**Stored data**:
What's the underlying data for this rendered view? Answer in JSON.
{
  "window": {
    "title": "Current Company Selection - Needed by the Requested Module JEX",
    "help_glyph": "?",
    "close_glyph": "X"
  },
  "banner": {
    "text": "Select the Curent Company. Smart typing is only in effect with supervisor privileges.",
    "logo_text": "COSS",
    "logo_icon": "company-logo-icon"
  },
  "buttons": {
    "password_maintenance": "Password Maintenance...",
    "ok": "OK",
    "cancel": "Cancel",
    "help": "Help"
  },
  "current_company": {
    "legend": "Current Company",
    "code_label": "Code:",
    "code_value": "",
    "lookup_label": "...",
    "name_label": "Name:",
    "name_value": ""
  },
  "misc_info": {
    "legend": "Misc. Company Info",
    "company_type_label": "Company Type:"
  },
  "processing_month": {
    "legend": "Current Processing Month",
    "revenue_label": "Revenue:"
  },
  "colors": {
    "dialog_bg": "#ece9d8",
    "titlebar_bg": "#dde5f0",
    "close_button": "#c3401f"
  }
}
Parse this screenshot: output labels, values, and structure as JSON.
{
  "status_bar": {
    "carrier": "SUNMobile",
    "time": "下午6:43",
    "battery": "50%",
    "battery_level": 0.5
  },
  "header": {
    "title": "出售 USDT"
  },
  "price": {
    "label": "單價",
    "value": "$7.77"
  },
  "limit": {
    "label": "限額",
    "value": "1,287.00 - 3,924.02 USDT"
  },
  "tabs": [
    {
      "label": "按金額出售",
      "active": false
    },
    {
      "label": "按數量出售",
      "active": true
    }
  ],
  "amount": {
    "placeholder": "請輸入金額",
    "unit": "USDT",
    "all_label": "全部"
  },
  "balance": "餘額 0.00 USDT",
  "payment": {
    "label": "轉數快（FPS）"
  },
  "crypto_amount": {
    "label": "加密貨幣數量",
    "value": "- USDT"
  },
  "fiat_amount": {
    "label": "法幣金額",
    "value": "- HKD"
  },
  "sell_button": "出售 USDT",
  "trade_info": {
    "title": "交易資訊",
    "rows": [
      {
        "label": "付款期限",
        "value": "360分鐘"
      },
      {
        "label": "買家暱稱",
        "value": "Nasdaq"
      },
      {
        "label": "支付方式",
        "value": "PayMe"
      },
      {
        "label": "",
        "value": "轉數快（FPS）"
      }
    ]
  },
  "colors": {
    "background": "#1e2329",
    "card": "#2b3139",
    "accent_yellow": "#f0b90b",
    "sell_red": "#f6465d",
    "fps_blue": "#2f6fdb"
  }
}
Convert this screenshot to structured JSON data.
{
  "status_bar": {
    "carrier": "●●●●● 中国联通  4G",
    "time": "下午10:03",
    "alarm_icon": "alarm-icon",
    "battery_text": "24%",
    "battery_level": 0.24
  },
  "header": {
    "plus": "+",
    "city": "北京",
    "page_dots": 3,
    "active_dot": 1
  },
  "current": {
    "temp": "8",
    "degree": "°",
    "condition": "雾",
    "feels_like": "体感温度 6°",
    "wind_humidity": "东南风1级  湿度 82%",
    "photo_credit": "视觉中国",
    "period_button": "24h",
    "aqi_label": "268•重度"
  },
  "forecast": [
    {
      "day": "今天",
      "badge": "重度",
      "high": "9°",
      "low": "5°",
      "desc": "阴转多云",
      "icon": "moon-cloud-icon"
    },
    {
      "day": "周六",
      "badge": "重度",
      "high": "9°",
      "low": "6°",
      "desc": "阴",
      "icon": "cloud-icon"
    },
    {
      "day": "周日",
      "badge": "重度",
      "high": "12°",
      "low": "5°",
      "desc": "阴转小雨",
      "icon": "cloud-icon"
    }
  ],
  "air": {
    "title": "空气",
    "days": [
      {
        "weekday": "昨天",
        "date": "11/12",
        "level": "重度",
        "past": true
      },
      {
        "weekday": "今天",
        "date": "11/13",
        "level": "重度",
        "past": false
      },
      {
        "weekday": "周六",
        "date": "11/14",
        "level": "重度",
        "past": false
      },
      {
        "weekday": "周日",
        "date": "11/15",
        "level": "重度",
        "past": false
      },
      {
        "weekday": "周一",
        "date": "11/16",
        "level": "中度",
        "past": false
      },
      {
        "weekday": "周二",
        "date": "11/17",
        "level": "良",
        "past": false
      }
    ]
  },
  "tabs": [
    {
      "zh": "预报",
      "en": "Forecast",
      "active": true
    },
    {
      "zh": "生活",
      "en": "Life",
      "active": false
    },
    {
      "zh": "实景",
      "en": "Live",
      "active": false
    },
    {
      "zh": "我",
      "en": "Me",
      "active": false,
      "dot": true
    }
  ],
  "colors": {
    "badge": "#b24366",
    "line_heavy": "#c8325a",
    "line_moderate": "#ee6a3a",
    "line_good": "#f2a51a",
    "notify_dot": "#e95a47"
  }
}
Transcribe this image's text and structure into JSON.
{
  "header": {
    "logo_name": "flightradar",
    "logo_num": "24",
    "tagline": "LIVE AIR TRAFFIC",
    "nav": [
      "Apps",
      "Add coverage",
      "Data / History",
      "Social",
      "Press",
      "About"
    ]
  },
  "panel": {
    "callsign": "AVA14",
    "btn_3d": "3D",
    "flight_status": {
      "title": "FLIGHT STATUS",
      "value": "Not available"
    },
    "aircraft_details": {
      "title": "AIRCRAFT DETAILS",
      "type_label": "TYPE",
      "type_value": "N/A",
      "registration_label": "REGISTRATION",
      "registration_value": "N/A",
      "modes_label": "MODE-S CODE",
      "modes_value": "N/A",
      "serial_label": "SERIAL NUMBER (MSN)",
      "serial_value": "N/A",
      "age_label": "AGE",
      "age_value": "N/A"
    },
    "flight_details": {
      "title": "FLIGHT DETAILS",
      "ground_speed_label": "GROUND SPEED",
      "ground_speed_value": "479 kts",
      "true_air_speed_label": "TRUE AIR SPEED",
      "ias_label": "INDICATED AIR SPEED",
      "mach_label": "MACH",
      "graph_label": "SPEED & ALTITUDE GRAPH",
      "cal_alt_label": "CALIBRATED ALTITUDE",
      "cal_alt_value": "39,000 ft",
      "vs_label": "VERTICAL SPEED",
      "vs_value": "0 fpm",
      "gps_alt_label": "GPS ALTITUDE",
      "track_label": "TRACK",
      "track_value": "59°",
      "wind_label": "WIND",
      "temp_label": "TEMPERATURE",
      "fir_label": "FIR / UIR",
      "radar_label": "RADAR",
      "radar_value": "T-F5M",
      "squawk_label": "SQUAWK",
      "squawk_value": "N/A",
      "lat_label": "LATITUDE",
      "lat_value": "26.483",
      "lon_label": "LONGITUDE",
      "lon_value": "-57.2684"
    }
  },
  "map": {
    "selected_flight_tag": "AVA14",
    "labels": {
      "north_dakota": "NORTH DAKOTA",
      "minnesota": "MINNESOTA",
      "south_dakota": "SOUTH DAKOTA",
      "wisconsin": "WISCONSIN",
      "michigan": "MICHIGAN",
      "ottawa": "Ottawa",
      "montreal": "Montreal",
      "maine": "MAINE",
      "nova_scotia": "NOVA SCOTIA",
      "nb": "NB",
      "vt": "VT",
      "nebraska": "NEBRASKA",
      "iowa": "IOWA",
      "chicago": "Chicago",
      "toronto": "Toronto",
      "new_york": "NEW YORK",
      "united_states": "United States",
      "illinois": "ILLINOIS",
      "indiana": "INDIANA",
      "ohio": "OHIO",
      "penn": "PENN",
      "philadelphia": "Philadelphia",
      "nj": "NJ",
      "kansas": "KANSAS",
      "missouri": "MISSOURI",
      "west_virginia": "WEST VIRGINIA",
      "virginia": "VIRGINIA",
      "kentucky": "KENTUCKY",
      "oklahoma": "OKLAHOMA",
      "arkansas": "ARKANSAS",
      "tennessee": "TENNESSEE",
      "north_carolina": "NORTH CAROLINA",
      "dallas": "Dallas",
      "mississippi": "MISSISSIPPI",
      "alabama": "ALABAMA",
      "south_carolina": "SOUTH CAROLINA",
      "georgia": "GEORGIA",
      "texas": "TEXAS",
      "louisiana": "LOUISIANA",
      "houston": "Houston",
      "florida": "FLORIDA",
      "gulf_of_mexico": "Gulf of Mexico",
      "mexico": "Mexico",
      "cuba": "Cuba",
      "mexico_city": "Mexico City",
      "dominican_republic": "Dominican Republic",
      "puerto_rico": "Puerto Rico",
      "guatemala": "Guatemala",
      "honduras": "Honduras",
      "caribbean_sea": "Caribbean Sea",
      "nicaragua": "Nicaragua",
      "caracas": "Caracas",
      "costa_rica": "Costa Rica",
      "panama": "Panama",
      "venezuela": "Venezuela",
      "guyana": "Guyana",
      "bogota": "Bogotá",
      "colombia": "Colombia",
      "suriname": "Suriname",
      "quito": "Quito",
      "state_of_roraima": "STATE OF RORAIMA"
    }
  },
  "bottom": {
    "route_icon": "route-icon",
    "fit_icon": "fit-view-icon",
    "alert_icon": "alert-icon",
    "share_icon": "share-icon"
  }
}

==

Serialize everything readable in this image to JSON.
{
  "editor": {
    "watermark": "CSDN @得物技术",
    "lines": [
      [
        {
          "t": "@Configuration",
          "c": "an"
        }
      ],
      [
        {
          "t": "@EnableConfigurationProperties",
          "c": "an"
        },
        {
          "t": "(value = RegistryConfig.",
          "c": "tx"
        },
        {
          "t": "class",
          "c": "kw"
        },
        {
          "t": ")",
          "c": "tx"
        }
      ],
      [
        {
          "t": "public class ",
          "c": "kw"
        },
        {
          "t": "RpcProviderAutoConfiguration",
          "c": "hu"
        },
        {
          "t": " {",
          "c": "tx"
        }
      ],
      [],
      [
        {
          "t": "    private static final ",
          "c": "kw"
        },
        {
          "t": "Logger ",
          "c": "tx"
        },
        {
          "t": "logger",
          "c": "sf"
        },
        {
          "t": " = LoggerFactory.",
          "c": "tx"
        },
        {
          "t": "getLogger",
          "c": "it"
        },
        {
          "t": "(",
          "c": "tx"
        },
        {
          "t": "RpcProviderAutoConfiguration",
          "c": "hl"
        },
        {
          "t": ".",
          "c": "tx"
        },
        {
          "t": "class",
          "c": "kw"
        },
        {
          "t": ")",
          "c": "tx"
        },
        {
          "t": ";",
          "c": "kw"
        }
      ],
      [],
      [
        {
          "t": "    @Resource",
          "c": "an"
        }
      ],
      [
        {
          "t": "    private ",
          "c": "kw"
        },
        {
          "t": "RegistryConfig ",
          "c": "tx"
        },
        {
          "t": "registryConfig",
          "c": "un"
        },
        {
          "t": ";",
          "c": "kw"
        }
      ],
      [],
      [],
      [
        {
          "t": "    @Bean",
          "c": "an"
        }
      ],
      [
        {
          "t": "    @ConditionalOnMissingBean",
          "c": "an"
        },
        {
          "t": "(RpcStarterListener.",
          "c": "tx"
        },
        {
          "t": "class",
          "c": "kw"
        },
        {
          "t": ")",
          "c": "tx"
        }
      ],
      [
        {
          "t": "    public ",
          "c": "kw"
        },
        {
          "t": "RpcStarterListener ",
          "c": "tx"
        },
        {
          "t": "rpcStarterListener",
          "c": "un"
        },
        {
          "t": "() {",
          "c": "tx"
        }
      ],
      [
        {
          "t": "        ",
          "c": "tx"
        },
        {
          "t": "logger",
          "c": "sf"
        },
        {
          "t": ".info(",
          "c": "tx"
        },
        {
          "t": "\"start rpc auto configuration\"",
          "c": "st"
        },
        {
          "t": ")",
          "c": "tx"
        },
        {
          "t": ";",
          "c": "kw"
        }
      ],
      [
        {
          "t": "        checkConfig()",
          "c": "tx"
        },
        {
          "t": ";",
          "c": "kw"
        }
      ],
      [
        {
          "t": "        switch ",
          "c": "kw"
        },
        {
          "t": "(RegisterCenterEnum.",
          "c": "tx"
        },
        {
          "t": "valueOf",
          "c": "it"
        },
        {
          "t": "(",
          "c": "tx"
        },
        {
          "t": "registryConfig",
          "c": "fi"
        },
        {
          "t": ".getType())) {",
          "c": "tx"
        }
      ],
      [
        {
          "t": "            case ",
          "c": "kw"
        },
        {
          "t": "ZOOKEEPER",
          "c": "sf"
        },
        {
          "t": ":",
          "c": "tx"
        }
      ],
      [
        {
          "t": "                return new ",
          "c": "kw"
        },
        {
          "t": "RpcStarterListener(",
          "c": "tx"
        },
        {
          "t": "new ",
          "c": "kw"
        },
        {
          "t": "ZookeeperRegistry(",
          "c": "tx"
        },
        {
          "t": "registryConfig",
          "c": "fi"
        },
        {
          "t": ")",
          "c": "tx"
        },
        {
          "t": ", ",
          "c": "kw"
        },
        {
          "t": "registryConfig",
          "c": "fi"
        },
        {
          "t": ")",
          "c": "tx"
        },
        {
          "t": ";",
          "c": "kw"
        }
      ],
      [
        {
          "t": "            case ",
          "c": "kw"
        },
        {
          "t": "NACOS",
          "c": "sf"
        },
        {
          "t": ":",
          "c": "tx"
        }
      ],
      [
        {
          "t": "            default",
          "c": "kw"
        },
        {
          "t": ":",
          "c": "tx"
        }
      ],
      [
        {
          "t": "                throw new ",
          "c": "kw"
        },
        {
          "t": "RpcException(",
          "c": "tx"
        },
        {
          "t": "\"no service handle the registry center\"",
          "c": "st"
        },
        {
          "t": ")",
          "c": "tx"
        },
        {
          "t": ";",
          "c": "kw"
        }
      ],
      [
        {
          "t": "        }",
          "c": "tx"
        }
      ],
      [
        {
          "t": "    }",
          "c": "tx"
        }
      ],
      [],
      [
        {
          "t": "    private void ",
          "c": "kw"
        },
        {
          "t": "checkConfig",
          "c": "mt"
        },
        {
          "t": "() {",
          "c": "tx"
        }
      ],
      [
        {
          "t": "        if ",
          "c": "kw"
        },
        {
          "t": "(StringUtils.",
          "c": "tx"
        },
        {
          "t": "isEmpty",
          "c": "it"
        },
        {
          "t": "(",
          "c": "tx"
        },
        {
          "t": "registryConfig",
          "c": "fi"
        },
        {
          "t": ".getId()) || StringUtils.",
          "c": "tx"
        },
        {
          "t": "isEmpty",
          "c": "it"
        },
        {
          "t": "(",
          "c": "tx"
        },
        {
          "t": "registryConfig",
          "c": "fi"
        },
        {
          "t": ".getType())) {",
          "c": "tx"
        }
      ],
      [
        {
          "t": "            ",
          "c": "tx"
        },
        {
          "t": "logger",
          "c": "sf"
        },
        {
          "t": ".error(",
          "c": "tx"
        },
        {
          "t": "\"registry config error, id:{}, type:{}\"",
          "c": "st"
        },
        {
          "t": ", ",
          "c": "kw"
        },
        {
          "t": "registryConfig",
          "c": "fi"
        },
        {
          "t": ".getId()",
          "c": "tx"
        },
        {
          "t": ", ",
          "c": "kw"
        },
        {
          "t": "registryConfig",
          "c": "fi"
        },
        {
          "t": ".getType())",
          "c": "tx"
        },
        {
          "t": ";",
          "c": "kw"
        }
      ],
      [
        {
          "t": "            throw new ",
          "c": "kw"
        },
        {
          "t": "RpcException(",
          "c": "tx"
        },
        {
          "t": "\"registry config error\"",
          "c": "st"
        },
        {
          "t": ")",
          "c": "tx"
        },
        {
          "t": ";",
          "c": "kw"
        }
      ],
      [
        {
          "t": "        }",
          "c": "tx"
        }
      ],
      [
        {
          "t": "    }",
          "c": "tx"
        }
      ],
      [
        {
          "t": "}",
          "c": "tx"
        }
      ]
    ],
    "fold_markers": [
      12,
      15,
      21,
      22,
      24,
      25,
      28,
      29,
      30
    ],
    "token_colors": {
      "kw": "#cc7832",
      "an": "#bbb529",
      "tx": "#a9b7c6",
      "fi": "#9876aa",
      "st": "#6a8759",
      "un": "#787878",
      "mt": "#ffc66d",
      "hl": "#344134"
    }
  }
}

==

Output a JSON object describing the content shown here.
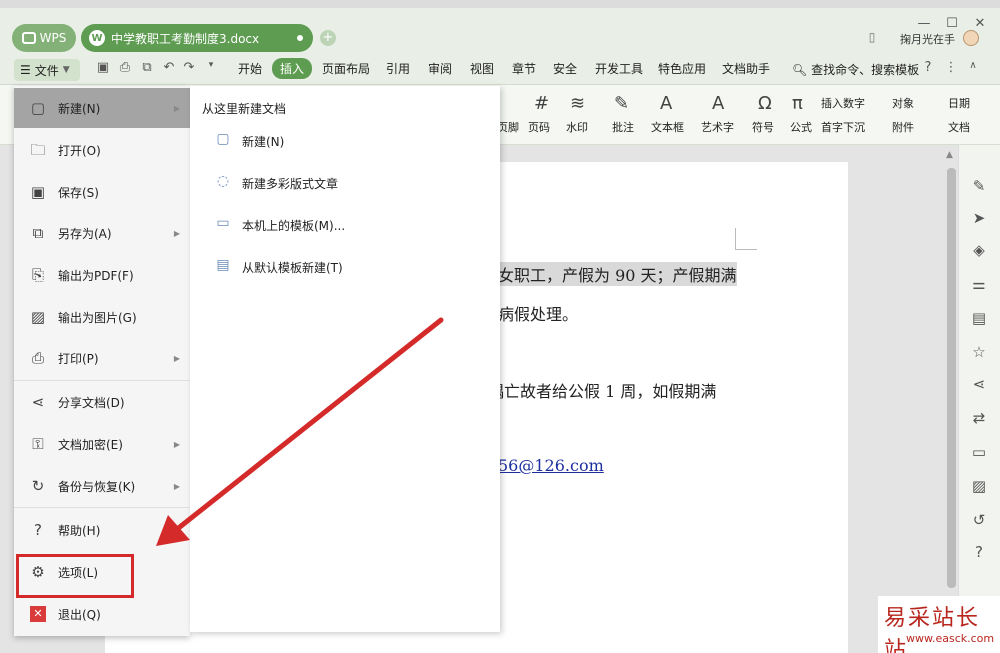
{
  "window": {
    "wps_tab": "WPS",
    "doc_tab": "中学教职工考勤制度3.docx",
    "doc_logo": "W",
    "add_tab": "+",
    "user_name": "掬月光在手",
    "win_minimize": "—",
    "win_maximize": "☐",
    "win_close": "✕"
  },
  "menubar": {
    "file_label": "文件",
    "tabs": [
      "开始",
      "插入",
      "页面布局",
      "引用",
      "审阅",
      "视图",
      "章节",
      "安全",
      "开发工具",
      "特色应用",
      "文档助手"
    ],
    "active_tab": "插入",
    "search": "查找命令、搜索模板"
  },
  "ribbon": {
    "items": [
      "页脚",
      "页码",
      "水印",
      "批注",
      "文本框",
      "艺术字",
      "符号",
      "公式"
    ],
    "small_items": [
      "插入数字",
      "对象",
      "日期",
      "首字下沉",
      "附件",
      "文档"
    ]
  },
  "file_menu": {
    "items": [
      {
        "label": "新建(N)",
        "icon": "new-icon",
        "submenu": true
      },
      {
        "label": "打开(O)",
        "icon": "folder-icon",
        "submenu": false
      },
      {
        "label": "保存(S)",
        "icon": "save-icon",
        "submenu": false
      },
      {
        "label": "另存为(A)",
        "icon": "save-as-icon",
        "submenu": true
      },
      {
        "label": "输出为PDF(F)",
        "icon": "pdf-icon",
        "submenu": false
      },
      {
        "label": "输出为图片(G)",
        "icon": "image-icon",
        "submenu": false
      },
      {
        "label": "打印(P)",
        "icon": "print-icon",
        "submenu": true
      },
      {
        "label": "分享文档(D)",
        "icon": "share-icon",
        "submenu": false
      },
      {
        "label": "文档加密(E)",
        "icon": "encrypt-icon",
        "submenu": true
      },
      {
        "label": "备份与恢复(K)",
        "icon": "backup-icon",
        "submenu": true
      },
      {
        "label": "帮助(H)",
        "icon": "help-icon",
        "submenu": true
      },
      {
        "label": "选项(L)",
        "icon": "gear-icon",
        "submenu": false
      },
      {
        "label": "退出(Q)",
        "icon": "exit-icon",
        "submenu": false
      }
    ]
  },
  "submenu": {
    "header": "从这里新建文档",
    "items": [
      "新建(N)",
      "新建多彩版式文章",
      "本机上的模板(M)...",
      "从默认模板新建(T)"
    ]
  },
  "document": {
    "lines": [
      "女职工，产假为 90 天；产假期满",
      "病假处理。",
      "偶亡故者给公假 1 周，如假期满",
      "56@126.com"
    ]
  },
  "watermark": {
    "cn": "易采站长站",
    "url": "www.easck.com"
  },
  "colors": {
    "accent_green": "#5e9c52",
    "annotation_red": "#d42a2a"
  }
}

**Directions for this task**: Determine how many lines of the data contain the word "NORTH", and reply with that number only.

**The completed task**: 2